_Stated problem A_
Can you pull out the whole post on having a happy wedding, word for word?

_Document segment_

6/25/14

A Happy Wedding

My Grandparents

      The hopes of young people are to have a happy marriage, but when I got engaged, I realized I also wanted a happy wedding. I wanted a pretty dress, and beautiful love songs, pretty flowers, and good pictures, but most of all, I wanted our wedding to be a happy wedding. My advice is to not focus on designer weddings, perfect dresses, or other's opinions. As you make decisions, keep close to your heart those things that matter most to you.

1. Your spouse (to be)
       You have opinions. Your fiancé has opinions. It is more important to learn respect, communication, and cooperation than to have your own way. When the day is over, the words you said and attitudes you displayed will linger a lot longer that the satisfaction that you got the groom and groomsmen to wear a pink shirt and suspenders. (Unless, of course, they wanted to wear a pink shirt and suspenders, in which case I want to see your wedding pictures, because that sounds kind of cute!)

2. Your family
       Your family loved you long before your knight in shining armor showed up. You know them, too. You know what makes them happy and what makes them feel loved. I felt like this was my opportunity to try to show them that even as I was leaving them and joining my life to my husband-to-be, I still cared for them. Whether it's a special night out, or a special part in the Big Day, you can let them know how important they are to you.

_Stated problem B_
Could you put the lines of the records below into a Markdown table with the columns Row and Line? Start with the line containing "Patent image size: (994, 693)." and go up to and including the line containing "The X axis X is at (838, 165).", number each line, and leave out blank lines.

_Exercise material_
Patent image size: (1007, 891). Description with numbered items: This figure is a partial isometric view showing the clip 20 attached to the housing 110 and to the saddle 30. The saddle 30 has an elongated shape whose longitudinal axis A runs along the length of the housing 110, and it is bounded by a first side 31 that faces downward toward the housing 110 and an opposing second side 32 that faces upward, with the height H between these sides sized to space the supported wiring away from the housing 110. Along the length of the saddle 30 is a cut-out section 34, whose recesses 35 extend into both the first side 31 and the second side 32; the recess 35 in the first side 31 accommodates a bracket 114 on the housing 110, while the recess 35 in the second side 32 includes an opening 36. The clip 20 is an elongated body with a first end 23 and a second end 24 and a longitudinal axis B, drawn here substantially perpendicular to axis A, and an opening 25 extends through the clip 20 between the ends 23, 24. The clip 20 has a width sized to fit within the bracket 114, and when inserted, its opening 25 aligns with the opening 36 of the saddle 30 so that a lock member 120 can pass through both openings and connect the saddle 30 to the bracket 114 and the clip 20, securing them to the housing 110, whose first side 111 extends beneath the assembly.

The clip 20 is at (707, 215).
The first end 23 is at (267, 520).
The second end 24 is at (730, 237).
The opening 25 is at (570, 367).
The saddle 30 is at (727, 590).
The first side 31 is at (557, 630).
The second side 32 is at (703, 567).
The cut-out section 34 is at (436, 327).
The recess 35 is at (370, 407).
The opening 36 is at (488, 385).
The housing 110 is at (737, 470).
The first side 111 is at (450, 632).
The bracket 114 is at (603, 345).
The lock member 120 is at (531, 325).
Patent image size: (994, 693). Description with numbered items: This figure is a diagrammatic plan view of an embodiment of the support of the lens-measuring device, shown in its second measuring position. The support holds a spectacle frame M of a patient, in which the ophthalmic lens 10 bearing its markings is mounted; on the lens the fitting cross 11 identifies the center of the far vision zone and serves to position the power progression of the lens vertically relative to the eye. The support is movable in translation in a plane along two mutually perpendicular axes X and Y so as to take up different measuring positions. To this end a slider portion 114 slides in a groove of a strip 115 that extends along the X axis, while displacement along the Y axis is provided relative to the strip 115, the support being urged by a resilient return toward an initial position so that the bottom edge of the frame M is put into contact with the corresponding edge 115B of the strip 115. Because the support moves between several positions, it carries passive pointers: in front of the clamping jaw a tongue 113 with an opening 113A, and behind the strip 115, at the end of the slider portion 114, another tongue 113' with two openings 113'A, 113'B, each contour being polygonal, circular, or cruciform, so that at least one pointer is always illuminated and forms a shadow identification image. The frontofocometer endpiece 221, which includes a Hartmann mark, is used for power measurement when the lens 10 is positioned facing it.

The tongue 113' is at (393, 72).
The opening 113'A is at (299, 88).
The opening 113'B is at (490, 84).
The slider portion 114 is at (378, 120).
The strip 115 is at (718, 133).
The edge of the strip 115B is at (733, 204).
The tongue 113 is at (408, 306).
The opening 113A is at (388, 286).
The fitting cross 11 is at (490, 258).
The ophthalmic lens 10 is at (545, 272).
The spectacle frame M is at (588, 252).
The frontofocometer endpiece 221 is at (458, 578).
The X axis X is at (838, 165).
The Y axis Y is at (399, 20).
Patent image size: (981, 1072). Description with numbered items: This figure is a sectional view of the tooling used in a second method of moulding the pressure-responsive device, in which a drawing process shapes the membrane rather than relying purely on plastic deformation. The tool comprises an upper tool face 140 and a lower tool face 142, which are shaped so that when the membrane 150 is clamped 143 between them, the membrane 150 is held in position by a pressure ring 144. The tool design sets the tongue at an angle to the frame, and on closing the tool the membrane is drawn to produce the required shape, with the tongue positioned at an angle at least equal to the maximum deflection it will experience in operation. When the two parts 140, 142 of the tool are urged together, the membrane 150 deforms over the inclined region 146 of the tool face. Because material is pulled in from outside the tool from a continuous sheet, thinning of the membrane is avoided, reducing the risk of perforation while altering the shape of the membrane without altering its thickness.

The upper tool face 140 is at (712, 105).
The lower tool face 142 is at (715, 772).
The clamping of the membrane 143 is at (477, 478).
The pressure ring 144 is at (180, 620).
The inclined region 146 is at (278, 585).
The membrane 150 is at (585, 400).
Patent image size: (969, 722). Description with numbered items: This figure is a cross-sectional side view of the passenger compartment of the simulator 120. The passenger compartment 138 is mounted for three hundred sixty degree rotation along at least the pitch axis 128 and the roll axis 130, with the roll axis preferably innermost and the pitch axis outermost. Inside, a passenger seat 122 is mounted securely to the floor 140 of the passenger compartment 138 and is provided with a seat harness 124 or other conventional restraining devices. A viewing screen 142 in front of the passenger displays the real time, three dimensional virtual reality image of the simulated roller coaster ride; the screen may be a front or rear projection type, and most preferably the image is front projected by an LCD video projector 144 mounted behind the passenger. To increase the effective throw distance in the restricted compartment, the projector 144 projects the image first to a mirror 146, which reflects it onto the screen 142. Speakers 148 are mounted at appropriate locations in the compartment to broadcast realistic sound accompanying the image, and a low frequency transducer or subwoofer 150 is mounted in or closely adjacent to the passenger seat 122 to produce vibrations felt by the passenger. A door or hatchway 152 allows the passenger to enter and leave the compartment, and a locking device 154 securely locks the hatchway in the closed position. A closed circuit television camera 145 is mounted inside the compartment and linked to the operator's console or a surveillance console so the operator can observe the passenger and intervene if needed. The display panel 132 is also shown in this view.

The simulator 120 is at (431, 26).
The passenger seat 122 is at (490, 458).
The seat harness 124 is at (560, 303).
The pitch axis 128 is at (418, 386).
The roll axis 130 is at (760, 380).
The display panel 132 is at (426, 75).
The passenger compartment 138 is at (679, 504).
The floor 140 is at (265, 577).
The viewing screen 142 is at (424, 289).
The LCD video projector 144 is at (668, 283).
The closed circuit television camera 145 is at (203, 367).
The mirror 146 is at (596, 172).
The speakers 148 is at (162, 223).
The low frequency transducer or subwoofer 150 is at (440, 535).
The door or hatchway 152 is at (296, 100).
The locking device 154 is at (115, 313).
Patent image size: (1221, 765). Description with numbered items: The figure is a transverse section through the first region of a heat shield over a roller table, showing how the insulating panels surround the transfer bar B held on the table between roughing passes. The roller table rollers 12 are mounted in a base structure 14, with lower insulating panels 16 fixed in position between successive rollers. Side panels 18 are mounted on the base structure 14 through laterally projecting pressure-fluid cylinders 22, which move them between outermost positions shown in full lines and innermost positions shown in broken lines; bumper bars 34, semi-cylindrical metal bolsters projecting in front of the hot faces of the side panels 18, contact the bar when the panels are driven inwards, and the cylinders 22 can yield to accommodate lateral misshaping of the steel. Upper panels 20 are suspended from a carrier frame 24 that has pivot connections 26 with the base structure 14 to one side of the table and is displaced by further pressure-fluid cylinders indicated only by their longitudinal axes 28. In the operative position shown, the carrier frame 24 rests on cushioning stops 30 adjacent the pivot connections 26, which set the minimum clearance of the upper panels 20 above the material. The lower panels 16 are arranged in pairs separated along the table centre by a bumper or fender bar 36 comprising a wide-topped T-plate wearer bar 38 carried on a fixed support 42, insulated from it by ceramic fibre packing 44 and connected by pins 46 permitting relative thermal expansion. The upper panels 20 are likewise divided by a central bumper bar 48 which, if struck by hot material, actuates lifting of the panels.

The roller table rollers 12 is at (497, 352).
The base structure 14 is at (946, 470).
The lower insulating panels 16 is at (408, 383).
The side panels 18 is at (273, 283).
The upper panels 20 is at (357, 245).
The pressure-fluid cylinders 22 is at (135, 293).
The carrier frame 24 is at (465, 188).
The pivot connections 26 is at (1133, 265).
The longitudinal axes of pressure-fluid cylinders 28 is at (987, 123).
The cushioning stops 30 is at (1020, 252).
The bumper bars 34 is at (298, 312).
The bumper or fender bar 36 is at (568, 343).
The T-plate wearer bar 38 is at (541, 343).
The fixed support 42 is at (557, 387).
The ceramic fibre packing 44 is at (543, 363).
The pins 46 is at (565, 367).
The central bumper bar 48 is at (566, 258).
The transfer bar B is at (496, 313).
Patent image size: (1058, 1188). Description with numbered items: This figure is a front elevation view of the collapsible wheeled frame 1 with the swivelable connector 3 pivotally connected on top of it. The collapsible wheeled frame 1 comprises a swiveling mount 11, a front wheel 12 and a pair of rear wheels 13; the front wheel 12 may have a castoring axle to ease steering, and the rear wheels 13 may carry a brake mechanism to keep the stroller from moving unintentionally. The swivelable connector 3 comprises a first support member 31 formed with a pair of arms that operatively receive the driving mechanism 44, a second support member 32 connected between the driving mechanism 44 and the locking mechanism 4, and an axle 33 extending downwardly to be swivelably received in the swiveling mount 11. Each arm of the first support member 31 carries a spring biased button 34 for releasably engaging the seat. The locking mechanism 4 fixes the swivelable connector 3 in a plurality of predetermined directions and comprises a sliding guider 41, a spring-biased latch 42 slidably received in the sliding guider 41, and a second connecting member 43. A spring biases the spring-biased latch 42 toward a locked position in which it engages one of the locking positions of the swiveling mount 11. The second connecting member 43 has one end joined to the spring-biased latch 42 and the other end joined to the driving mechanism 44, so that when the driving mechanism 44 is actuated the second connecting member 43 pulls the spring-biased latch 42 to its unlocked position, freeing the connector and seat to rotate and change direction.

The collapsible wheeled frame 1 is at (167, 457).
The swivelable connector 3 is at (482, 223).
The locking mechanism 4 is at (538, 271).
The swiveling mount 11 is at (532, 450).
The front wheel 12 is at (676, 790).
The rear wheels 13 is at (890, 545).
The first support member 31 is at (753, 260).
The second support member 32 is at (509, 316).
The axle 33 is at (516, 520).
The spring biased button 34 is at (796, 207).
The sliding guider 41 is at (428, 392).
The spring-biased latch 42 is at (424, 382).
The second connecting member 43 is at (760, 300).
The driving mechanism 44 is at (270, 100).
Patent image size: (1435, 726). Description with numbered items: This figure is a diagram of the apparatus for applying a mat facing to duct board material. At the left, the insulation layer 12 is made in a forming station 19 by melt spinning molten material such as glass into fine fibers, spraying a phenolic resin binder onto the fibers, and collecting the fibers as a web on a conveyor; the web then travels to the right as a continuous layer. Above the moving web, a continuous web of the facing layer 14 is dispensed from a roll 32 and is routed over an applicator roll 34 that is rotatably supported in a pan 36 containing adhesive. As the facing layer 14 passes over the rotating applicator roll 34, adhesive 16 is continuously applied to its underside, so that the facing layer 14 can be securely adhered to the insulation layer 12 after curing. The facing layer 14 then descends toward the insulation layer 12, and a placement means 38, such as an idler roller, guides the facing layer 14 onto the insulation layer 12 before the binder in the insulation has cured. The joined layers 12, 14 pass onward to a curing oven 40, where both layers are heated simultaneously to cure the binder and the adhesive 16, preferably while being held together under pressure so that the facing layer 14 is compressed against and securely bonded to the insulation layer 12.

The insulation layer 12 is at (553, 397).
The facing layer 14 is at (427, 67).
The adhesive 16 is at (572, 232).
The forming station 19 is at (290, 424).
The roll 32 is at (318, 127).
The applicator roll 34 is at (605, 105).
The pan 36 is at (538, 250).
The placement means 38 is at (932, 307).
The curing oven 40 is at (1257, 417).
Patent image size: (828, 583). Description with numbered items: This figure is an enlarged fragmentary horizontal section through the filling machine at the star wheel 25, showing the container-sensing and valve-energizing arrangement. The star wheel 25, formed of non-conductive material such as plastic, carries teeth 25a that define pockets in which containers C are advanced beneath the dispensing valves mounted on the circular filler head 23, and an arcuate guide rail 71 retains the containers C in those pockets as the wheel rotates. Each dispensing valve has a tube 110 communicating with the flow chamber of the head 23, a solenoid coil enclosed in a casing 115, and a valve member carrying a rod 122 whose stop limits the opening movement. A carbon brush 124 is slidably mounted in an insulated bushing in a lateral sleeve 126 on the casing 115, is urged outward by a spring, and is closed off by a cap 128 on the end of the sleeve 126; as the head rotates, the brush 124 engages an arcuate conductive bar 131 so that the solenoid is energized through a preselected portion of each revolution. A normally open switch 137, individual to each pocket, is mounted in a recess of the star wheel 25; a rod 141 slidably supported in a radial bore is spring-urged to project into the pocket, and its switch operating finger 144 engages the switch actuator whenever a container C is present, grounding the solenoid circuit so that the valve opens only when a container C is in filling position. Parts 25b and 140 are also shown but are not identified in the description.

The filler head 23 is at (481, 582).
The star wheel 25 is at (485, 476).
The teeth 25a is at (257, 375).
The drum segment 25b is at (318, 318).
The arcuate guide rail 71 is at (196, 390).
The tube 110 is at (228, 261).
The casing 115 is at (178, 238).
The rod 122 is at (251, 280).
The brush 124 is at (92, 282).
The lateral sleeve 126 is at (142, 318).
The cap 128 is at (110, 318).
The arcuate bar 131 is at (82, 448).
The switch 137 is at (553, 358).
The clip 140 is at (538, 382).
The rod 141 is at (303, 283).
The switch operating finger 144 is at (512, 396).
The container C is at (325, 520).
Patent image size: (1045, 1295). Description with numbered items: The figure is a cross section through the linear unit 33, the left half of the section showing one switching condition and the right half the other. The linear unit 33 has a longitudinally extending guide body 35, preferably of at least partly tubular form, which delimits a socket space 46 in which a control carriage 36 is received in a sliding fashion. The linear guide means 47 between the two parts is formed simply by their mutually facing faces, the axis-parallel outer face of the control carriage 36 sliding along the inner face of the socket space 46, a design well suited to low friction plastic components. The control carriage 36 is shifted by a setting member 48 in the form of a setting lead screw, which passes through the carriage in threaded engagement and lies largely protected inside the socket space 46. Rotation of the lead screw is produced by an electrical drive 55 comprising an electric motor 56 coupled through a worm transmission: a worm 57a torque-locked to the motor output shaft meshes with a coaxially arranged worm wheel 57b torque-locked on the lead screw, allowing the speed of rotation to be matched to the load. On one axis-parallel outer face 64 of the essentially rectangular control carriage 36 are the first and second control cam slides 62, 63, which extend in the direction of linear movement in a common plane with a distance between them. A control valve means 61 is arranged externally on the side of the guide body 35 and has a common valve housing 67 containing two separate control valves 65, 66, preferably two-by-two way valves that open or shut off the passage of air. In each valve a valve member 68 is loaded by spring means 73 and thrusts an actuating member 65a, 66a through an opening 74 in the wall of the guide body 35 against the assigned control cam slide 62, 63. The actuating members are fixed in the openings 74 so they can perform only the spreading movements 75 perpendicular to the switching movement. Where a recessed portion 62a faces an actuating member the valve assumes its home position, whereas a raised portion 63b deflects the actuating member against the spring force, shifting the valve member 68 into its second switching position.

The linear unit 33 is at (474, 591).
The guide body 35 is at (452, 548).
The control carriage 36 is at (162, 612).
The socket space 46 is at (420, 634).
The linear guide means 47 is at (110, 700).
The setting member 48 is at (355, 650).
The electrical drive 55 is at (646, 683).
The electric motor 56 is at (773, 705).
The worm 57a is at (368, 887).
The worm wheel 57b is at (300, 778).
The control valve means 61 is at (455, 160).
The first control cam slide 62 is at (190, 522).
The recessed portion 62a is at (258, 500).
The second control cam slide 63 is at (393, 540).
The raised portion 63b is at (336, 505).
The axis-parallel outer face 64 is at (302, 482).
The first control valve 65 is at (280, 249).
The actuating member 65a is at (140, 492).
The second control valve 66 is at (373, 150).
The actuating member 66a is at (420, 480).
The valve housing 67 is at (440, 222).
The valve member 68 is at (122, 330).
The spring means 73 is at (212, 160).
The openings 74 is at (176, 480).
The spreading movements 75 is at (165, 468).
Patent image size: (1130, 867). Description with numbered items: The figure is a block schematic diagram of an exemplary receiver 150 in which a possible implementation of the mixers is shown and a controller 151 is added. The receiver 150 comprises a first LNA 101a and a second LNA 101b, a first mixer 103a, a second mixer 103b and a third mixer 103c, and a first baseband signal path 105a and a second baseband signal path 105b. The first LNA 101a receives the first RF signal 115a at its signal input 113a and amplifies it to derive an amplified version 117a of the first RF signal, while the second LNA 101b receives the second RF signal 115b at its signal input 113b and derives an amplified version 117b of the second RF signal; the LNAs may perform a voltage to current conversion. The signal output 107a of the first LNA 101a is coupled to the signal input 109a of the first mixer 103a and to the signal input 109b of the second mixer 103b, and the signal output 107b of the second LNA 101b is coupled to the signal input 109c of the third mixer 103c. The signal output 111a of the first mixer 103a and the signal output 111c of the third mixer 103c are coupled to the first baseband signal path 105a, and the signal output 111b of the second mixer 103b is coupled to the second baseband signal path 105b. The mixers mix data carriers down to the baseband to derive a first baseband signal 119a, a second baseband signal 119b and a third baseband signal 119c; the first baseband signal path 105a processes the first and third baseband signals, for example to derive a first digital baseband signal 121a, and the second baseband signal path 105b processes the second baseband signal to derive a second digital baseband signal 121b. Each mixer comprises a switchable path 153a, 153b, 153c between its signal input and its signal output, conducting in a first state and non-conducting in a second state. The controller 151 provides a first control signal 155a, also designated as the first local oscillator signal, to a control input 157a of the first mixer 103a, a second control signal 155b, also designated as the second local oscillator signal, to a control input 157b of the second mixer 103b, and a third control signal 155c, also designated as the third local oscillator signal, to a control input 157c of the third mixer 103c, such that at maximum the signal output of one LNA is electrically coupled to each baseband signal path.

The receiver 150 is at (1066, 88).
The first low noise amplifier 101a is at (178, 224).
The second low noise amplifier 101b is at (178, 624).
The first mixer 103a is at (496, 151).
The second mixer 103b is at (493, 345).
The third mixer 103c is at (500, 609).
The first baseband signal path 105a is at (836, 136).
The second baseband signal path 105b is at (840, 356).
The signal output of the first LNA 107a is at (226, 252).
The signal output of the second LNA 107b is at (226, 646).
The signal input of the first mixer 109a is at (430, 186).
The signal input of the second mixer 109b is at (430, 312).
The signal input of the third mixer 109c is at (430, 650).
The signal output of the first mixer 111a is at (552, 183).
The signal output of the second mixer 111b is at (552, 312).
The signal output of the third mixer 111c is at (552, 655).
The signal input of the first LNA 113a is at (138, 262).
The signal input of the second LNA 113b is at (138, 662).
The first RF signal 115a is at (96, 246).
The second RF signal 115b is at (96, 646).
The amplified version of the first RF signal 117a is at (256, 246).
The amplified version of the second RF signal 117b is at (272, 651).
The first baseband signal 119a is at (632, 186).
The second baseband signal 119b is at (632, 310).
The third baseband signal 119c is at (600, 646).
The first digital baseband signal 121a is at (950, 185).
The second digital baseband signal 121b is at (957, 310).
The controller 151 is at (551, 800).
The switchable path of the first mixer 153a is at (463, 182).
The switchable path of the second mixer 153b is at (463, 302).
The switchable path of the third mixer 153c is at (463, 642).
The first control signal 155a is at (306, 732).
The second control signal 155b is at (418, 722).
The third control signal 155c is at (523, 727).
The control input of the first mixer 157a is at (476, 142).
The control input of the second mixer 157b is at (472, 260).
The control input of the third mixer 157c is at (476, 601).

_Finished answer A_
6/25/14

A Happy Wedding

My Grandparents

      The hopes of young people are to have a happy marriage, but when I got engaged, I realized I also wanted a happy wedding. I wanted a pretty dress, and beautiful love songs, pretty flowers, and good pictures, but most of all, I wanted our wedding to be a happy wedding. My advice is to not focus on designer weddings, perfect dresses, or other's opinions. As you make decisions, keep close to your heart those things that matter most to you.

1. Your spouse (to be)
       You have opinions. Your fiancé has opinions. It is more important to learn respect, communication, and cooperation than to have your own way. When the day is over, the words you said and attitudes you displayed will linger a lot longer that the satisfaction that you got the groom and groomsmen to wear a pink shirt and suspenders. (Unless, of course, they wanted to wear a pink shirt and suspenders, in which case I want to see your wedding pictures, because that sounds kind of cute!)

2. Your family
       Your family loved you long before your knight in shining armor showed up. You know them, too. You know what makes them happy and what makes them feel loved. I felt like this was my opportunity to try to show them that even as I was leaving them and joining my life to my husband-to-be, I still cared for them. Whether it's a special night out, or a special part in the Big Day, you can let them know how important they are to you.

_Finished answer B_
| Row | Line |
|---|---|
| 1 | Patent image size: (994, 693). Description with numbered items: This figure is a diagrammatic plan view of an embodiment of the support of the lens-measuring device, shown in its second measuring position. The support holds a spectacle frame M of a patient, in which the ophthalmic lens 10 bearing its markings is mounted; on the lens the fitting cross 11 identifies the center of the far vision zone and serves to position the power progression of the lens vertically relative to the eye. The support is movable in translation in a plane along two mutually perpendicular axes X and Y so as to take up different measuring positions. To this end a slider portion 114 slides in a groove of a strip 115 that extends along the X axis, while displacement along the Y axis is provided relative to the strip 115, the support being urged by a resilient return toward an initial position so that the bottom edge of the frame M is put into contact with the corresponding edge 115B of the strip 115. Because the support moves between several positions, it carries passive pointers: in front of the clamping jaw a tongue 113 with an opening 113A, and behind the strip 115, at the end of the slider portion 114, another tongue 113' with two openings 113'A, 113'B, each contour being polygonal, circular, or cruciform, so that at least one pointer is always illuminated and forms a shadow identification image. The frontofocometer endpiece 221, which includes a Hartmann mark, is used for power measurement when the lens 10 is positioned facing it. |
| 2 | The tongue 113' is at (393, 72). |
| 3 | The opening 113'A is at (299, 88). |
| 4 | The opening 113'B is at (490, 84). |
| 5 | The slider portion 114 is at (378, 120). |
| 6 | The strip 115 is at (718, 133). |
| 7 | The edge of the strip 115B is at (733, 204). |
| 8 | The tongue 113 is at (408, 306). |
| 9 | The opening 113A is at (388, 286). |
| 10 | The fitting cross 11 is at (490, 258). |
| 11 | The ophthalmic lens 10 is at (545, 272). |
| 12 | The spectacle frame M is at (588, 252). |
| 13 | The frontofocometer endpiece 221 is at (458, 578). |
| 14 | The X axis X is at (838, 165). |